- Provided material
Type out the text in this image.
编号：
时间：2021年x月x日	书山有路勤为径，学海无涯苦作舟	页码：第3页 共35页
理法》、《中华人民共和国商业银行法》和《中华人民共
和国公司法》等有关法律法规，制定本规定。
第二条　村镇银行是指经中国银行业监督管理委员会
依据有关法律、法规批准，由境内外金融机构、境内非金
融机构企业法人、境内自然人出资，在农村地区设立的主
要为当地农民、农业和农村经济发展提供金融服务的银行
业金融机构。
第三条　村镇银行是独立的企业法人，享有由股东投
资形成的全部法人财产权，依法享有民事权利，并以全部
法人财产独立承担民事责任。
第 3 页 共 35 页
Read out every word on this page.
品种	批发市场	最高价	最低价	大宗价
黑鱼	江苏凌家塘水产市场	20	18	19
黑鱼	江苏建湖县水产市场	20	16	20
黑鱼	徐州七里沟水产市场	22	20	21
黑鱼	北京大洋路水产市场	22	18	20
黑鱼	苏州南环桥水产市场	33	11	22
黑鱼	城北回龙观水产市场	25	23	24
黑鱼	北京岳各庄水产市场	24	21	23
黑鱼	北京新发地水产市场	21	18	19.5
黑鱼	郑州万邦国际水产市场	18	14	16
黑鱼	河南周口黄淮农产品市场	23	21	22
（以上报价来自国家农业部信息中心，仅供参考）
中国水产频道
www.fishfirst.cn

==

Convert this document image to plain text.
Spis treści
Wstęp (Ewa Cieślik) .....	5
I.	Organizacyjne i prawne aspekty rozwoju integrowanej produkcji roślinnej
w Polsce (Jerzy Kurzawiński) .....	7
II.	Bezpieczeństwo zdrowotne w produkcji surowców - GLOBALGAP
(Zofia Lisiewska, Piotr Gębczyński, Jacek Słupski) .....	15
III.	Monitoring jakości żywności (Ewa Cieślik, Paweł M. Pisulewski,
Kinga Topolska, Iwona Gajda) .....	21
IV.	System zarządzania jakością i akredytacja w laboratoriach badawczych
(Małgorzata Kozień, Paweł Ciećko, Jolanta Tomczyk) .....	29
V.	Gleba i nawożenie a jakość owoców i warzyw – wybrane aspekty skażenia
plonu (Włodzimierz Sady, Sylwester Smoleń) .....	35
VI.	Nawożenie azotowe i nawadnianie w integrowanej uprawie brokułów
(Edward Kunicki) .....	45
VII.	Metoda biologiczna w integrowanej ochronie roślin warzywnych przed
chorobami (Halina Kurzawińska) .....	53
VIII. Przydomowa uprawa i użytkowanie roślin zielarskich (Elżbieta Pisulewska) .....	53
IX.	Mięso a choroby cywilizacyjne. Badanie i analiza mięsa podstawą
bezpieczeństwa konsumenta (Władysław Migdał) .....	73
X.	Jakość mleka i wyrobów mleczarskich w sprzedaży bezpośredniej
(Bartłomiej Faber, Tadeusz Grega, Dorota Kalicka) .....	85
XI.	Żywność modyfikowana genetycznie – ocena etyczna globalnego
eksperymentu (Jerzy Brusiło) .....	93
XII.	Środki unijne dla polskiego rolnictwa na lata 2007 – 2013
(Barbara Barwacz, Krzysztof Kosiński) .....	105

==

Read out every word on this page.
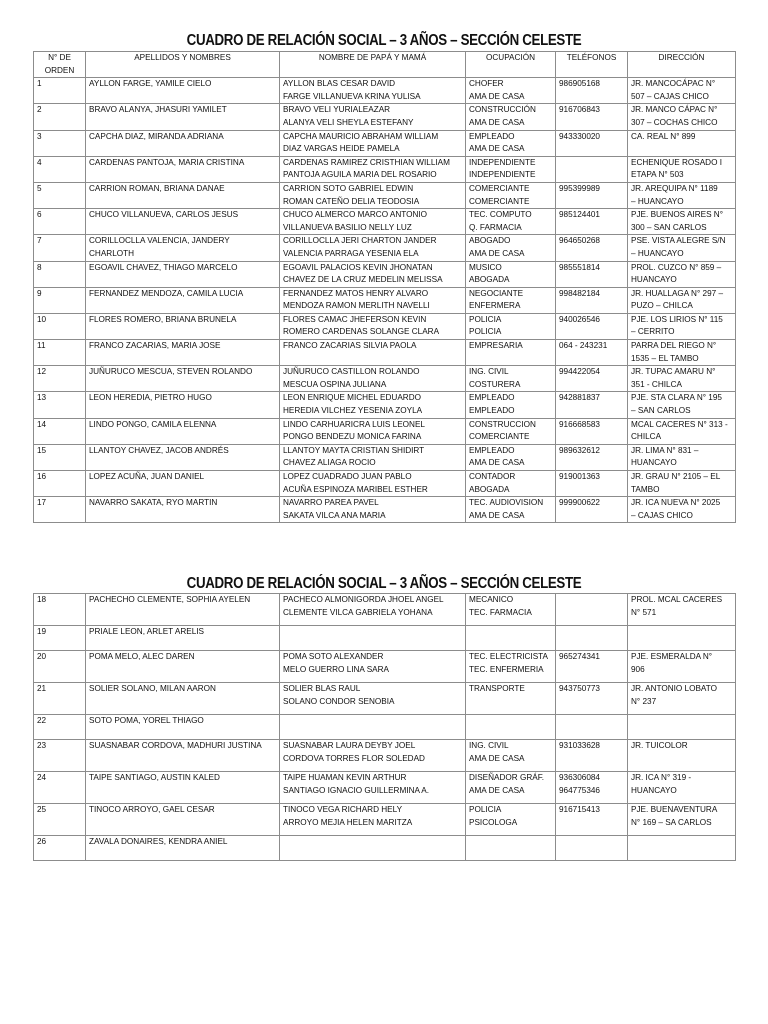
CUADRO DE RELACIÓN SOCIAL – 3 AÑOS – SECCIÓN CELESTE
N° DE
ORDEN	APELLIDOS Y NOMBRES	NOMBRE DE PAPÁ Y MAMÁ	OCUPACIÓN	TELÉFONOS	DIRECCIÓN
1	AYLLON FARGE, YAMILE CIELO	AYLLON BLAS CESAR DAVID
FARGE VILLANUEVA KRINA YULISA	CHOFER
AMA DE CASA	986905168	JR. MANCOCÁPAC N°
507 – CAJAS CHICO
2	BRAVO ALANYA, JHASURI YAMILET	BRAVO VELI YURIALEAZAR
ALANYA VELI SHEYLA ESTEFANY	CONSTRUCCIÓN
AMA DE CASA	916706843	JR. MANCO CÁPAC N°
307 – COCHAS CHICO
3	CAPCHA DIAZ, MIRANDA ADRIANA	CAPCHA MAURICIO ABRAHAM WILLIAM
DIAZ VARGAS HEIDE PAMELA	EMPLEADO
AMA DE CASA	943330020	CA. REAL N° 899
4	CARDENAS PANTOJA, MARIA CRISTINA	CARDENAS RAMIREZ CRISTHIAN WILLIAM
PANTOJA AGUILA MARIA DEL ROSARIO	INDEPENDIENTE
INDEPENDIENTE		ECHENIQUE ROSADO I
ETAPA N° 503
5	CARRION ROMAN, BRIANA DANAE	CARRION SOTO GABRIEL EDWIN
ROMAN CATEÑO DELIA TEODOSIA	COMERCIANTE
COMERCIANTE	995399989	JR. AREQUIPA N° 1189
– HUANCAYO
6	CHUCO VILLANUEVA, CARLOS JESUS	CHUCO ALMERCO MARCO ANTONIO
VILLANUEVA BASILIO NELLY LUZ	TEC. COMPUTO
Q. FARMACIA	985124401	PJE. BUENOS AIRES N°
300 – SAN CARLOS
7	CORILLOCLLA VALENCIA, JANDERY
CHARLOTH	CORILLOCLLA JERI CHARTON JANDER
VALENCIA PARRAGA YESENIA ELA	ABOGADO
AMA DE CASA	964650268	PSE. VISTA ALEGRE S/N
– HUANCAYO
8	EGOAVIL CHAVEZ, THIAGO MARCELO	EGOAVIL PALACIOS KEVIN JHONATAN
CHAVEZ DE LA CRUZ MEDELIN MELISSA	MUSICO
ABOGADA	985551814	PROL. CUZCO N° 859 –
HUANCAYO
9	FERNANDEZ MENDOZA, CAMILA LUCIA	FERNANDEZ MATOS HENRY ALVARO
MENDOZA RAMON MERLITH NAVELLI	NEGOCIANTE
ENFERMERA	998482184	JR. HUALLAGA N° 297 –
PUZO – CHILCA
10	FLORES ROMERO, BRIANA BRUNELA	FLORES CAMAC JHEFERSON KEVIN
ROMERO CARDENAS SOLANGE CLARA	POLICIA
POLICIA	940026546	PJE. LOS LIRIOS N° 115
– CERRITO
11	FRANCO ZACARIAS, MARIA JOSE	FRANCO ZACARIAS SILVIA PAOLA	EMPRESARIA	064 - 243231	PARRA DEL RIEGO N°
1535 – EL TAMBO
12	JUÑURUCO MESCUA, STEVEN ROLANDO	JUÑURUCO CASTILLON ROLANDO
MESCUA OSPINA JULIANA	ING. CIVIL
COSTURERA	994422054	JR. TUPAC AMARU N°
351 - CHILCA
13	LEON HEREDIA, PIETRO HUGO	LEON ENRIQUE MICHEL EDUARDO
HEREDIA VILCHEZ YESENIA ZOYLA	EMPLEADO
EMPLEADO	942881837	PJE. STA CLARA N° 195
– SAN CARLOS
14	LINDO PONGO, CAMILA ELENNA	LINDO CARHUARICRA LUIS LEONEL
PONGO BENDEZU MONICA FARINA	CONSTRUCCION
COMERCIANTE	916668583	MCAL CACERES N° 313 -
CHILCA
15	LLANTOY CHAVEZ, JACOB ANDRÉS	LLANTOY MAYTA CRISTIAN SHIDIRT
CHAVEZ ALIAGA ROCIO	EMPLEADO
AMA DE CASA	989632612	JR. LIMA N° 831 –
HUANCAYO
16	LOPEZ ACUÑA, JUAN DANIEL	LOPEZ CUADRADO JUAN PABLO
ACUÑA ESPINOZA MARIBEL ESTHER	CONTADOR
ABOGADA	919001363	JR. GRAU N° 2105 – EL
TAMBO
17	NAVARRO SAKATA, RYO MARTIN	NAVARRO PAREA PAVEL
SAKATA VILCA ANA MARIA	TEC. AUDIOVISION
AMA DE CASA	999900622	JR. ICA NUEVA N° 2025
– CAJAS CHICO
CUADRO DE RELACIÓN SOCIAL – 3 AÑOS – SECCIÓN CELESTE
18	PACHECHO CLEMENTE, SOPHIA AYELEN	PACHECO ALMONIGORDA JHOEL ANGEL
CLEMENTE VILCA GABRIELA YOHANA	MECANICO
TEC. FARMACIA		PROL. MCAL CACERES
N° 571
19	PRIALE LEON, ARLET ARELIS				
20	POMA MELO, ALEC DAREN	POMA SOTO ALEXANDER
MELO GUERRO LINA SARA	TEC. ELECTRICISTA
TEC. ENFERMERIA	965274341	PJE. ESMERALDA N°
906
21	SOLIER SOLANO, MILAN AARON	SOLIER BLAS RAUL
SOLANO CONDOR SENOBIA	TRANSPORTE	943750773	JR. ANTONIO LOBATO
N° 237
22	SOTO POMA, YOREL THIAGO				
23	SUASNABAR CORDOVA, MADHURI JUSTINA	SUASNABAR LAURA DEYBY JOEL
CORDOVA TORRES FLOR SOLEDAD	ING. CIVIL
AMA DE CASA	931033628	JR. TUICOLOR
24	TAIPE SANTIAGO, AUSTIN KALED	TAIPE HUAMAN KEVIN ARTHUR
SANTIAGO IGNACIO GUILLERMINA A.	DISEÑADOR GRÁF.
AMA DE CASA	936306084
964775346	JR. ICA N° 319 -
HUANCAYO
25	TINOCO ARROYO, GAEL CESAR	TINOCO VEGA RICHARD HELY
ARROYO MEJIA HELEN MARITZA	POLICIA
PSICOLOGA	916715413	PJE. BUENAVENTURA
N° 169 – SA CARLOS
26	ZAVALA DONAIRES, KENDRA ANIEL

- Task to carry out
Read the data above. Pull out each line in which the string "ROMERO" appears.

- Written answer
10	FLORES ROMERO, BRIANA BRUNELA	FLORES CAMAC JHEFERSON KEVIN
ROMERO CARDENAS SOLANGE CLARA	POLICIA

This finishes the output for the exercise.